- _WHAT IS NEEDED_
State the number of lines below in which the word "direct" appears. Nothing else belongs in the answer.

- _Entries with figure data_

-- start --

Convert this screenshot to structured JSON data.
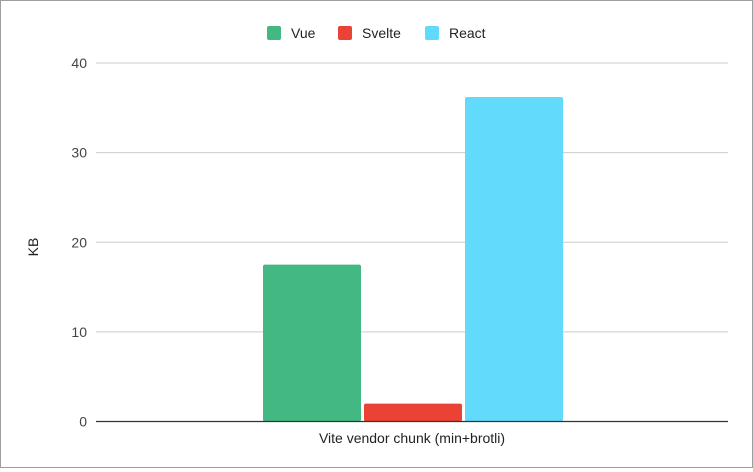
{
  "chart_data": {
    "type": "bar",
    "categories": [
      "Vite vendor chunk (min+brotli)"
    ],
    "series": [
      {
        "name": "Vue",
        "values": [
          17.5
        ],
        "color": "#43b883"
      },
      {
        "name": "Svelte",
        "values": [
          2.0
        ],
        "color": "#ea4335"
      },
      {
        "name": "React",
        "values": [
          36.2
        ],
        "color": "#61dafb"
      }
    ],
    "title": "",
    "xlabel": "",
    "ylabel": "KB",
    "ylim": [
      0,
      40
    ],
    "yticks": [
      0,
      10,
      20,
      30,
      40
    ],
    "grid": true,
    "legend_position": "top"
  }
}
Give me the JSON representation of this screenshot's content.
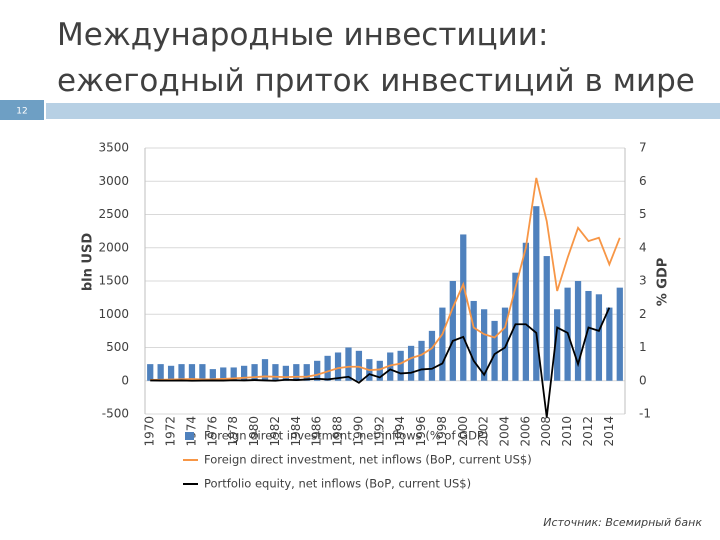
{
  "slide_number": "12",
  "title_lines": [
    "Международные инвестиции:",
    "ежегодный приток инвестиций в мире"
  ],
  "source": "Источник: Всемирный банк",
  "chart_data": {
    "type": "combo",
    "ylabel": "bln USD",
    "y2label": "% GDP",
    "categories": [
      "1970",
      null,
      "1972",
      null,
      "1974",
      null,
      "1976",
      null,
      "1978",
      null,
      "1980",
      null,
      "1982",
      null,
      "1984",
      null,
      "1986",
      null,
      "1988",
      null,
      "1990",
      null,
      "1992",
      null,
      "1994",
      null,
      "1996",
      null,
      "1998",
      null,
      "2000",
      null,
      "2002",
      null,
      "2004",
      null,
      "2006",
      null,
      "2008",
      null,
      "2010",
      null,
      "2012",
      null,
      "2014",
      null
    ],
    "ylim": [
      -500,
      3500
    ],
    "yticks": [
      -500,
      0,
      500,
      1000,
      1500,
      2000,
      2500,
      3000,
      3500
    ],
    "y2lim": [
      -1,
      7
    ],
    "y2ticks": [
      -1,
      0,
      1,
      2,
      3,
      4,
      5,
      6,
      7
    ],
    "grid": true,
    "series": [
      {
        "name": "Foreign direct investment, net inflows (% of GDP)",
        "type": "bar",
        "axis": "y2",
        "color": "#4f81bd",
        "values": [
          0.5,
          0.5,
          0.45,
          0.5,
          0.5,
          0.5,
          0.35,
          0.4,
          0.4,
          0.45,
          0.5,
          0.65,
          0.5,
          0.45,
          0.5,
          0.5,
          0.6,
          0.75,
          0.85,
          1.0,
          0.9,
          0.65,
          0.6,
          0.85,
          0.9,
          1.05,
          1.2,
          1.5,
          2.2,
          3.0,
          4.4,
          2.4,
          2.15,
          1.8,
          2.2,
          3.25,
          4.15,
          5.25,
          3.75,
          2.15,
          2.8,
          3.0,
          2.7,
          2.6,
          2.2,
          2.8
        ]
      },
      {
        "name": "Foreign direct investment, net inflows (BoP, current US$)",
        "type": "line",
        "color": "#f79646",
        "values": [
          12,
          15,
          18,
          22,
          25,
          20,
          22,
          28,
          35,
          45,
          55,
          65,
          60,
          55,
          60,
          60,
          90,
          140,
          190,
          210,
          210,
          160,
          170,
          230,
          260,
          340,
          390,
          490,
          700,
          1100,
          1450,
          800,
          700,
          650,
          800,
          1400,
          2000,
          3050,
          2400,
          1350,
          1850,
          2300,
          2100,
          2150,
          1750,
          2150
        ]
      },
      {
        "name": "Portfolio equity, net inflows (BoP, current US$)",
        "type": "line",
        "color": "#000000",
        "values": [
          5,
          3,
          2,
          5,
          0,
          3,
          5,
          3,
          8,
          5,
          10,
          5,
          0,
          15,
          10,
          20,
          30,
          20,
          40,
          60,
          -30,
          100,
          50,
          170,
          110,
          120,
          170,
          180,
          260,
          600,
          660,
          300,
          90,
          400,
          500,
          850,
          850,
          720,
          -550,
          800,
          720,
          250,
          800,
          750,
          1100,
          null
        ]
      }
    ]
  }
}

-- end --

- _CORRECT OUTPUT_
2